* Task goal:
Wherever the string "Land" occurs in a line of these records, report that line.

* start Supplied material *

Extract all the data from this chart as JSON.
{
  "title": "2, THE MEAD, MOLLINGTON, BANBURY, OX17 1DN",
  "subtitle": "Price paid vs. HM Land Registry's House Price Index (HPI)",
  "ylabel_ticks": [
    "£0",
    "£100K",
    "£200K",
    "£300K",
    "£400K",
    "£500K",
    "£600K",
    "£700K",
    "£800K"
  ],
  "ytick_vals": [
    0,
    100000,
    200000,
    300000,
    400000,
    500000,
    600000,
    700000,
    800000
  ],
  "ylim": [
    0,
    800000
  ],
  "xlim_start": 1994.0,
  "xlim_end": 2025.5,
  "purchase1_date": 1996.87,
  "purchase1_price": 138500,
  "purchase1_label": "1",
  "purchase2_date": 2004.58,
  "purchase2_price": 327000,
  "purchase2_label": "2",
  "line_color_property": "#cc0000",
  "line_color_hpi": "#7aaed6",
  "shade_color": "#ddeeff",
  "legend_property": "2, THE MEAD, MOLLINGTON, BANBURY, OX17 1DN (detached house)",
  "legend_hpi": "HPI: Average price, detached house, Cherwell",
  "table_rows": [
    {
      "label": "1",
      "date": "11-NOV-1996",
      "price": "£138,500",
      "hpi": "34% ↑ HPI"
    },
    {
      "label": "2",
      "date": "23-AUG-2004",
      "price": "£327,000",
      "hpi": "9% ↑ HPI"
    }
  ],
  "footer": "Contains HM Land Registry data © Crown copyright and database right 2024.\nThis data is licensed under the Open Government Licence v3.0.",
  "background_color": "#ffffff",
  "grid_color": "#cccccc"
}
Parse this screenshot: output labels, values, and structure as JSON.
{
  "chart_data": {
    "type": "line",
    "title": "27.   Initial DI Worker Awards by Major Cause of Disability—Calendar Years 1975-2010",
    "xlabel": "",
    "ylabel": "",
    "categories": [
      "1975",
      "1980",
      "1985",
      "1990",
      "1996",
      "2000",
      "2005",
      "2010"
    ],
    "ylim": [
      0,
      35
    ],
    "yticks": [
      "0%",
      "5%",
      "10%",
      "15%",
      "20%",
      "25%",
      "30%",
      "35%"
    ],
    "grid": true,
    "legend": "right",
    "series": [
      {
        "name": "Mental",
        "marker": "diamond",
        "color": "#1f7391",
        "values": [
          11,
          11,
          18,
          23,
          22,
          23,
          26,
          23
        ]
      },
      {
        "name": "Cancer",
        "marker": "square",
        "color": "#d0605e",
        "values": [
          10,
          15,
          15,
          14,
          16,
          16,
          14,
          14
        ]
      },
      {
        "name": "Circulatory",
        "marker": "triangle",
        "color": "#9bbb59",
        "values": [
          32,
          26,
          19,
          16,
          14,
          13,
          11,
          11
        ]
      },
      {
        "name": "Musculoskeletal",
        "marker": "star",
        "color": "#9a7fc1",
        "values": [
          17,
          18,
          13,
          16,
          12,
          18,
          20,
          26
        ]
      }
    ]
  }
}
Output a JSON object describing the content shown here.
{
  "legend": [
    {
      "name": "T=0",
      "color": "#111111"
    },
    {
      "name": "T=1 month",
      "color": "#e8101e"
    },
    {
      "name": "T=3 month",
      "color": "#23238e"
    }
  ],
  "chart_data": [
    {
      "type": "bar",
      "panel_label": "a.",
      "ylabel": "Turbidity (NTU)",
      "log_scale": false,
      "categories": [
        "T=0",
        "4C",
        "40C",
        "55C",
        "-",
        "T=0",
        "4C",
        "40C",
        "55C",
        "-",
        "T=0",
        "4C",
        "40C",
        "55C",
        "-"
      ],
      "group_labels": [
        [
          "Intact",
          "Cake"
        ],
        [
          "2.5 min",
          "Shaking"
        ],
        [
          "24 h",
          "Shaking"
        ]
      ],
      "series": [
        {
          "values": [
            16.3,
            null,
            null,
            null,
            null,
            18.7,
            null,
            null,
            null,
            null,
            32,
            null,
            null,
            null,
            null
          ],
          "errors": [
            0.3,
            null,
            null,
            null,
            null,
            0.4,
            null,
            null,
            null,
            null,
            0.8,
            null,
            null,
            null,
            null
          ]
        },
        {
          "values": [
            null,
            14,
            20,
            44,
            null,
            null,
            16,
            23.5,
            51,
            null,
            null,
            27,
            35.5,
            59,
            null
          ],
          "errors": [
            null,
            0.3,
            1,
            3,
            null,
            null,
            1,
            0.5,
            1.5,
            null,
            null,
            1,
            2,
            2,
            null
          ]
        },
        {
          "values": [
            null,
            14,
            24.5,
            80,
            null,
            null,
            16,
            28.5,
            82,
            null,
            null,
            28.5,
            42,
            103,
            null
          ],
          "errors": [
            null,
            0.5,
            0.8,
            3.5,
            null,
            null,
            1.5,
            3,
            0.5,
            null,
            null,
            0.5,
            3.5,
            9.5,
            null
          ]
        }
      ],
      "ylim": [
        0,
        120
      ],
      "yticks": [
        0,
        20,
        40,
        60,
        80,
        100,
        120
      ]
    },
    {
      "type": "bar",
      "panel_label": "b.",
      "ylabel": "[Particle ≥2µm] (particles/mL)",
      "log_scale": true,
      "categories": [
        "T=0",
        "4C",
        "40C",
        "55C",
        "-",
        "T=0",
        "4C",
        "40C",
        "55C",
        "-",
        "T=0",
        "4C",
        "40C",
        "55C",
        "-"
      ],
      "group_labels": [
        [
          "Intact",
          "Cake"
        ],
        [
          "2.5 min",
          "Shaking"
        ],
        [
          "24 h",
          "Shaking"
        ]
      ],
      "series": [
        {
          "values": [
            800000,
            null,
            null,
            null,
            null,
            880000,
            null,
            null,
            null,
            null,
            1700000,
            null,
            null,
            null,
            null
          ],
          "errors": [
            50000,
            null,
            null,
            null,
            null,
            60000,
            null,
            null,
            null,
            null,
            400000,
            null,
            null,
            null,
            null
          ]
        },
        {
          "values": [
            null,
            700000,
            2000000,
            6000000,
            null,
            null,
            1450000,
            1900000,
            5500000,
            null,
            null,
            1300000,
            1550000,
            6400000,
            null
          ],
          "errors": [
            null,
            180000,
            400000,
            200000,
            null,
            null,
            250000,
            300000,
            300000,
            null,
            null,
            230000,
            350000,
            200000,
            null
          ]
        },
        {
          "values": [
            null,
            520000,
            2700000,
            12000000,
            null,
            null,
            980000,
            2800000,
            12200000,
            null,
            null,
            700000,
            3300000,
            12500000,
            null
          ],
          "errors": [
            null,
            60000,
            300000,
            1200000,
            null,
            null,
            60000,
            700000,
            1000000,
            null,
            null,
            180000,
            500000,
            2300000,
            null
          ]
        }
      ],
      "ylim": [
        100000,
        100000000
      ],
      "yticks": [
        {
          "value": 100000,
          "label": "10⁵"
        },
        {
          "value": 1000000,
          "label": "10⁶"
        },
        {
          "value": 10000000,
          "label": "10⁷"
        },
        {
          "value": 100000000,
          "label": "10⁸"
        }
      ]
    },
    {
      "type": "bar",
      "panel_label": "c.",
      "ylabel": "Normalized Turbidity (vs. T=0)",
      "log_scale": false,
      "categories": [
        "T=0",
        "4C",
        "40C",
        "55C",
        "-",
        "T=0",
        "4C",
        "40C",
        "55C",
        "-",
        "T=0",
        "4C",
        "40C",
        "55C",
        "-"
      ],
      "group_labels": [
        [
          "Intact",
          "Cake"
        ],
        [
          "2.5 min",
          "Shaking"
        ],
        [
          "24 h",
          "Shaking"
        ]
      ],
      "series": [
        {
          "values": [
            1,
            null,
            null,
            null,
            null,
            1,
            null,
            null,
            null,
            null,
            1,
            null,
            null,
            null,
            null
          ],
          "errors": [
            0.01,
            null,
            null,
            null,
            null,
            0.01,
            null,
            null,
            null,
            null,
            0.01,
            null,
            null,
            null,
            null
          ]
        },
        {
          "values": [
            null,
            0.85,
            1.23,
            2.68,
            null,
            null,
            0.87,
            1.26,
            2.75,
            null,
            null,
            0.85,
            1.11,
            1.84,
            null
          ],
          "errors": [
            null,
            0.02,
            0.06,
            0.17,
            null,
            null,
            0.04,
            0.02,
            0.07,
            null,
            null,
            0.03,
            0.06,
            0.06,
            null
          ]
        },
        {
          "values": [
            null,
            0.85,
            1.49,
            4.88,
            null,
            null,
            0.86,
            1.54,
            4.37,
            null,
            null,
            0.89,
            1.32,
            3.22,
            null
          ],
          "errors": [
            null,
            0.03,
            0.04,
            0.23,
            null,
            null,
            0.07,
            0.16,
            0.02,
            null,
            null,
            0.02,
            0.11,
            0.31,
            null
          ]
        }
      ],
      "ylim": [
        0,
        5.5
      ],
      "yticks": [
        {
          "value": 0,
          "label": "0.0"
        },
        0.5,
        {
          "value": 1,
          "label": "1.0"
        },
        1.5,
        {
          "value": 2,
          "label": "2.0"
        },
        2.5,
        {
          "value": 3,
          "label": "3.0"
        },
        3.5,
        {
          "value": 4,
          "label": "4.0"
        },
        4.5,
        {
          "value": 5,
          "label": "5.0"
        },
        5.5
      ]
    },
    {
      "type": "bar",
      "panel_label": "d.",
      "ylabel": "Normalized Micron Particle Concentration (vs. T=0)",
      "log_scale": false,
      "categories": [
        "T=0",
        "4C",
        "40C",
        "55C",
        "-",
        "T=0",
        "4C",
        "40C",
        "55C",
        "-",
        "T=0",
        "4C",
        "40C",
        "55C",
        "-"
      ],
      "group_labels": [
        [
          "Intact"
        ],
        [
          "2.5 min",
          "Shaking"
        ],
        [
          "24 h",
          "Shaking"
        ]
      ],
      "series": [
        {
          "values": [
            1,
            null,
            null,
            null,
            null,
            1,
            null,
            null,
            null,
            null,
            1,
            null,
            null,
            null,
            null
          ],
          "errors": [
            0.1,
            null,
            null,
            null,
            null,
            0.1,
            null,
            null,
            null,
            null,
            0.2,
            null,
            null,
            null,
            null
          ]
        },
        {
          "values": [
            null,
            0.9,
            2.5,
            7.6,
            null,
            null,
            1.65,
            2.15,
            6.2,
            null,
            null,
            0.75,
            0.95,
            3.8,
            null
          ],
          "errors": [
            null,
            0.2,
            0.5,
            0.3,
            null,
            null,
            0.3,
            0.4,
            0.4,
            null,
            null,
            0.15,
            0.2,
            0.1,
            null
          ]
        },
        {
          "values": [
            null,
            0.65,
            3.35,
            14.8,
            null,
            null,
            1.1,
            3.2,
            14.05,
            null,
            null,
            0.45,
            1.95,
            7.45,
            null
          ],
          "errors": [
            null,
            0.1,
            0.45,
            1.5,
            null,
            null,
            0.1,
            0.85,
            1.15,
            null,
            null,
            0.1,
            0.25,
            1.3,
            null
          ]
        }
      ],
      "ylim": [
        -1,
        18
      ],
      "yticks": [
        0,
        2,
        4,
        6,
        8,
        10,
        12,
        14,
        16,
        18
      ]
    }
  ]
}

* end Supplied material *

* Solved problem:
  "subtitle": "Price paid vs. HM Land Registry's House Price Index (HPI)",
  "footer": "Contains HM Land Registry data © Crown copyright and database right 2024.\nThis data is licensed under the Open Government Licence v3.0.",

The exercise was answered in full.